GOAL:
Find each line with the word "title" and copy it.

Records that describe figures:
* Start *
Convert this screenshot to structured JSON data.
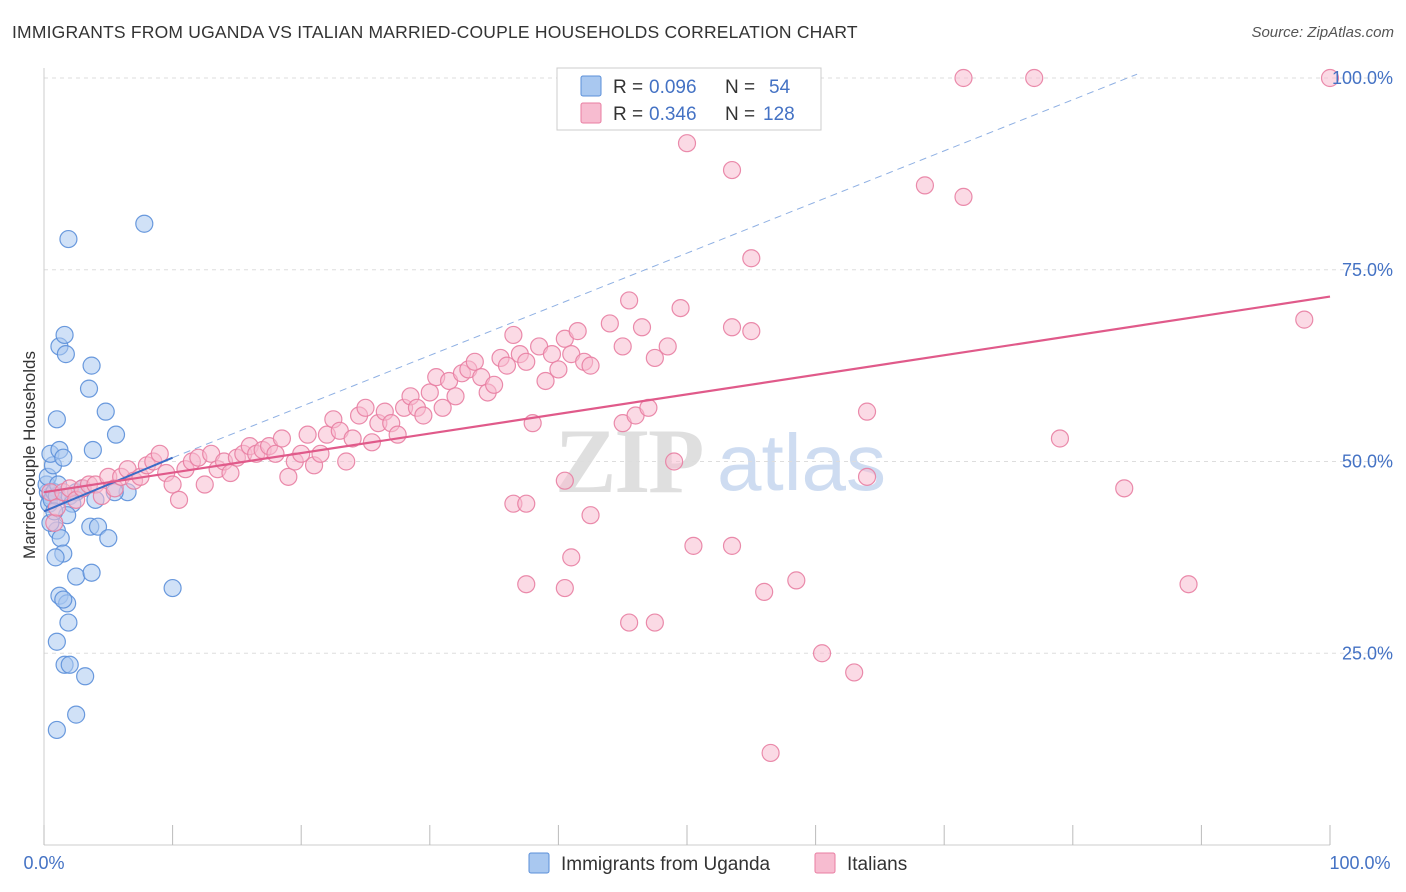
{
  "title": "IMMIGRANTS FROM UGANDA VS ITALIAN MARRIED-COUPLE HOUSEHOLDS CORRELATION CHART",
  "source": "Source: ZipAtlas.com",
  "watermark": {
    "zip": "ZIP",
    "atlas": "atlas"
  },
  "colors": {
    "blue_fill": "#a9c8f0",
    "blue_stroke": "#5b8fd9",
    "blue_line": "#3a6cc7",
    "pink_fill": "#f7bcd0",
    "pink_stroke": "#e87ea2",
    "pink_line": "#e05a8a",
    "axis_text": "#4472c4",
    "grid": "#dddddd"
  },
  "legend": {
    "rows": [
      {
        "r_label": "R =",
        "r_value": "0.096",
        "n_label": "N =",
        "n_value": "54",
        "series": "blue"
      },
      {
        "r_label": "R =",
        "r_value": "0.346",
        "n_label": "N =",
        "n_value": "128",
        "series": "pink"
      }
    ]
  },
  "chart_data": {
    "type": "scatter",
    "title": "IMMIGRANTS FROM UGANDA VS ITALIAN MARRIED-COUPLE HOUSEHOLDS CORRELATION CHART",
    "xlabel": "",
    "ylabel": "Married-couple Households",
    "xlim": [
      0,
      100
    ],
    "ylim": [
      0,
      102
    ],
    "x_tick_labels": [
      "0.0%",
      "100.0%"
    ],
    "y_ticks": [
      25,
      50,
      75,
      100
    ],
    "y_tick_labels": [
      "25.0%",
      "50.0%",
      "75.0%",
      "100.0%"
    ],
    "grid": "horizontal-dashed",
    "legend_position": "top-center",
    "series": [
      {
        "name": "Immigrants from Uganda",
        "color": "#a9c8f0",
        "trend": {
          "x": [
            0,
            10
          ],
          "y": [
            43.5,
            50.5
          ],
          "style": "solid"
        },
        "trend_extension": {
          "x": [
            10,
            85
          ],
          "y": [
            50.5,
            100.5
          ],
          "style": "dashed"
        },
        "points": [
          [
            0.3,
            46
          ],
          [
            0.5,
            45.5
          ],
          [
            0.4,
            44.5
          ],
          [
            0.2,
            47
          ],
          [
            0.6,
            45
          ],
          [
            0.8,
            46
          ],
          [
            1.0,
            45.5
          ],
          [
            0.3,
            48
          ],
          [
            0.7,
            49.5
          ],
          [
            0.5,
            51
          ],
          [
            1.2,
            51.5
          ],
          [
            1.5,
            50.5
          ],
          [
            1.0,
            55.5
          ],
          [
            1.2,
            65
          ],
          [
            1.6,
            66.5
          ],
          [
            1.7,
            64
          ],
          [
            1.9,
            79
          ],
          [
            3.5,
            59.5
          ],
          [
            3.8,
            51.5
          ],
          [
            3.6,
            41.5
          ],
          [
            4.2,
            41.5
          ],
          [
            4.8,
            56.5
          ],
          [
            3.7,
            62.5
          ],
          [
            5.6,
            53.5
          ],
          [
            7.8,
            81
          ],
          [
            6.5,
            46
          ],
          [
            5.0,
            40
          ],
          [
            1.0,
            41
          ],
          [
            1.3,
            40
          ],
          [
            1.5,
            38
          ],
          [
            0.9,
            37.5
          ],
          [
            2.5,
            35
          ],
          [
            3.7,
            35.5
          ],
          [
            1.2,
            32.5
          ],
          [
            1.8,
            31.5
          ],
          [
            1.5,
            32
          ],
          [
            1.9,
            29
          ],
          [
            1.0,
            26.5
          ],
          [
            1.6,
            23.5
          ],
          [
            2.0,
            23.5
          ],
          [
            3.2,
            22
          ],
          [
            2.5,
            17
          ],
          [
            1.0,
            15
          ],
          [
            10.0,
            33.5
          ],
          [
            2.0,
            45.5
          ],
          [
            2.5,
            46
          ],
          [
            3.0,
            46.5
          ],
          [
            2.2,
            44.5
          ],
          [
            1.8,
            43
          ],
          [
            0.5,
            42
          ],
          [
            0.8,
            43.5
          ],
          [
            1.1,
            47
          ],
          [
            4.0,
            45
          ],
          [
            5.5,
            46
          ]
        ]
      },
      {
        "name": "Italians",
        "color": "#f7bcd0",
        "trend": {
          "x": [
            0,
            100
          ],
          "y": [
            46,
            71.5
          ],
          "style": "solid"
        },
        "points": [
          [
            0.5,
            46
          ],
          [
            0.8,
            42
          ],
          [
            1.0,
            44
          ],
          [
            1.5,
            46
          ],
          [
            2.0,
            46.5
          ],
          [
            2.5,
            45
          ],
          [
            3.0,
            46.5
          ],
          [
            3.5,
            47
          ],
          [
            4.0,
            47
          ],
          [
            4.5,
            45.5
          ],
          [
            5.0,
            48
          ],
          [
            5.5,
            46.5
          ],
          [
            6.0,
            48
          ],
          [
            6.5,
            49
          ],
          [
            7.0,
            47.5
          ],
          [
            7.5,
            48
          ],
          [
            8.0,
            49.5
          ],
          [
            8.5,
            50
          ],
          [
            9.0,
            51
          ],
          [
            9.5,
            48.5
          ],
          [
            10.0,
            47
          ],
          [
            10.5,
            45
          ],
          [
            11.0,
            49
          ],
          [
            11.5,
            50
          ],
          [
            12.0,
            50.5
          ],
          [
            12.5,
            47
          ],
          [
            13.0,
            51
          ],
          [
            13.5,
            49
          ],
          [
            14.0,
            50
          ],
          [
            14.5,
            48.5
          ],
          [
            15.0,
            50.5
          ],
          [
            15.5,
            51
          ],
          [
            16.0,
            52
          ],
          [
            16.5,
            51
          ],
          [
            17.0,
            51.5
          ],
          [
            17.5,
            52
          ],
          [
            18.0,
            51
          ],
          [
            18.5,
            53
          ],
          [
            19.0,
            48
          ],
          [
            19.5,
            50
          ],
          [
            20.0,
            51
          ],
          [
            20.5,
            53.5
          ],
          [
            21.0,
            49.5
          ],
          [
            21.5,
            51
          ],
          [
            22.0,
            53.5
          ],
          [
            22.5,
            55.5
          ],
          [
            23.0,
            54
          ],
          [
            23.5,
            50
          ],
          [
            24.0,
            53
          ],
          [
            24.5,
            56
          ],
          [
            25.0,
            57
          ],
          [
            25.5,
            52.5
          ],
          [
            26.0,
            55
          ],
          [
            26.5,
            56.5
          ],
          [
            27.0,
            55
          ],
          [
            27.5,
            53.5
          ],
          [
            28.0,
            57
          ],
          [
            28.5,
            58.5
          ],
          [
            29.0,
            57
          ],
          [
            29.5,
            56
          ],
          [
            30.0,
            59
          ],
          [
            30.5,
            61
          ],
          [
            31.0,
            57
          ],
          [
            31.5,
            60.5
          ],
          [
            32.0,
            58.5
          ],
          [
            32.5,
            61.5
          ],
          [
            33.0,
            62
          ],
          [
            33.5,
            63
          ],
          [
            34.0,
            61
          ],
          [
            34.5,
            59
          ],
          [
            35.0,
            60
          ],
          [
            35.5,
            63.5
          ],
          [
            36.0,
            62.5
          ],
          [
            36.5,
            66.5
          ],
          [
            37.0,
            64
          ],
          [
            37.5,
            63
          ],
          [
            38.0,
            55
          ],
          [
            38.5,
            65
          ],
          [
            39.0,
            60.5
          ],
          [
            39.5,
            64
          ],
          [
            40.0,
            62
          ],
          [
            40.5,
            66
          ],
          [
            41.0,
            64
          ],
          [
            41.5,
            67
          ],
          [
            42.0,
            63
          ],
          [
            42.5,
            62.5
          ],
          [
            44.0,
            68
          ],
          [
            45.0,
            65
          ],
          [
            45.5,
            71
          ],
          [
            46.5,
            67.5
          ],
          [
            47.5,
            63.5
          ],
          [
            48.5,
            65
          ],
          [
            49.5,
            70
          ],
          [
            53.5,
            67.5
          ],
          [
            55.0,
            67
          ],
          [
            64.0,
            56.5
          ],
          [
            36.5,
            44.5
          ],
          [
            37.5,
            44.5
          ],
          [
            40.5,
            47.5
          ],
          [
            42.5,
            43
          ],
          [
            45.0,
            55
          ],
          [
            46.0,
            56
          ],
          [
            47.0,
            57
          ],
          [
            49.0,
            50
          ],
          [
            50.5,
            39
          ],
          [
            53.5,
            39
          ],
          [
            56.0,
            33
          ],
          [
            58.5,
            34.5
          ],
          [
            60.5,
            25
          ],
          [
            63.0,
            22.5
          ],
          [
            56.5,
            12
          ],
          [
            41.0,
            37.5
          ],
          [
            45.5,
            29
          ],
          [
            47.5,
            29
          ],
          [
            37.5,
            34
          ],
          [
            40.5,
            33.5
          ],
          [
            64.0,
            48
          ],
          [
            79.0,
            53
          ],
          [
            84.0,
            46.5
          ],
          [
            89.0,
            34
          ],
          [
            100.0,
            100
          ],
          [
            98.0,
            68.5
          ],
          [
            77.0,
            100
          ],
          [
            71.5,
            100
          ],
          [
            53.5,
            88
          ],
          [
            50.0,
            91.5
          ],
          [
            68.5,
            86
          ],
          [
            71.5,
            84.5
          ],
          [
            55.0,
            76.5
          ]
        ]
      }
    ]
  },
  "bottom_legend": {
    "items": [
      {
        "label": "Immigrants from Uganda",
        "series": "blue"
      },
      {
        "label": "Italians",
        "series": "pink"
      }
    ]
  }
}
* End *
EXERCISE OUTPUT:
  "title": "IMMIGRANTS FROM UGANDA VS ITALIAN MARRIED-COUPLE HOUSEHOLDS CORRELATION CHART",
    "title": "IMMIGRANTS FROM UGANDA VS ITALIAN MARRIED-COUPLE HOUSEHOLDS CORRELATION CHART",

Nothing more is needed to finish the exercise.